───── ITEMS

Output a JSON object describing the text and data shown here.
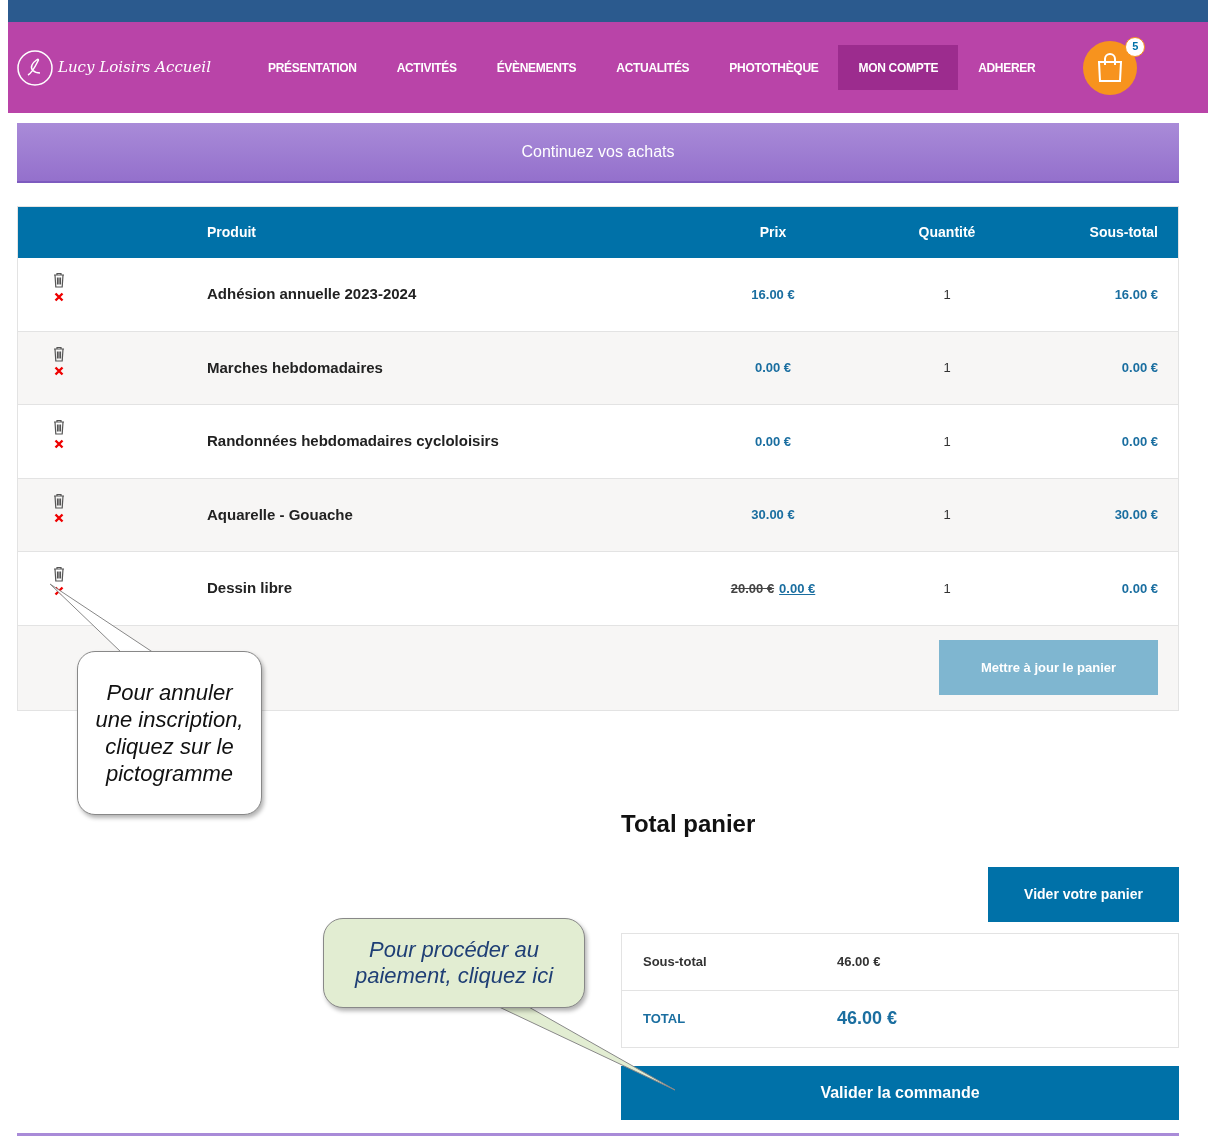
{
  "header": {
    "logo": "Lucy Loisirs Accueil",
    "nav": [
      {
        "label": "PRÉSENTATION",
        "selected": false
      },
      {
        "label": "ACTIVITÉS",
        "selected": false
      },
      {
        "label": "ÉVÈNEMENTS",
        "selected": false
      },
      {
        "label": "ACTUALITÉS",
        "selected": false
      },
      {
        "label": "PHOTOTHÈQUE",
        "selected": false
      },
      {
        "label": "MON COMPTE",
        "selected": true
      },
      {
        "label": "ADHERER",
        "selected": false
      }
    ],
    "cart_count": "5"
  },
  "continue_button": "Continuez vos achats",
  "cart_table": {
    "columns": [
      "Produit",
      "Prix",
      "Quantité",
      "Sous-total"
    ],
    "rows": [
      {
        "product": "Adhésion annuelle 2023-2024",
        "price": "16.00 €",
        "quantity": "1",
        "subtotal": "16.00 €"
      },
      {
        "product": "Marches hebdomadaires",
        "price": "0.00 €",
        "quantity": "1",
        "subtotal": "0.00 €"
      },
      {
        "product": "Randonnées hebdomadaires cycloloisirs",
        "price": "0.00 €",
        "quantity": "1",
        "subtotal": "0.00 €"
      },
      {
        "product": "Aquarelle - Gouache",
        "price": "30.00 €",
        "quantity": "1",
        "subtotal": "30.00 €"
      },
      {
        "product": "Dessin libre",
        "old_price": "20.00 €",
        "price": "0.00 €",
        "quantity": "1",
        "subtotal": "0.00 €"
      }
    ],
    "update_button": "Mettre à jour le panier"
  },
  "totals": {
    "title": "Total panier",
    "empty_button": "Vider votre panier",
    "subtotal_label": "Sous-total",
    "subtotal": "46.00 €",
    "total_label": "TOTAL",
    "total": "46.00 €",
    "checkout_button": "Valider la commande"
  },
  "callouts": [
    {
      "text": "Pour annuler une inscription, cliquez sur le pictogramme"
    },
    {
      "text": "Pour procéder au paiement, cliquez ici"
    }
  ]
}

──────────

§ **WHAT IS ASKED**: Identify all lines where the word "product" shows up. Copy them.

§ **RESPONSE FOR THIS EXERCISE**:
        "product": "Adhésion annuelle 2023-2024",
        "product": "Marches hebdomadaires",
        "product": "Randonnées hebdomadaires cycloloisirs",
        "product": "Aquarelle - Gouache",
        "product": "Dessin libre",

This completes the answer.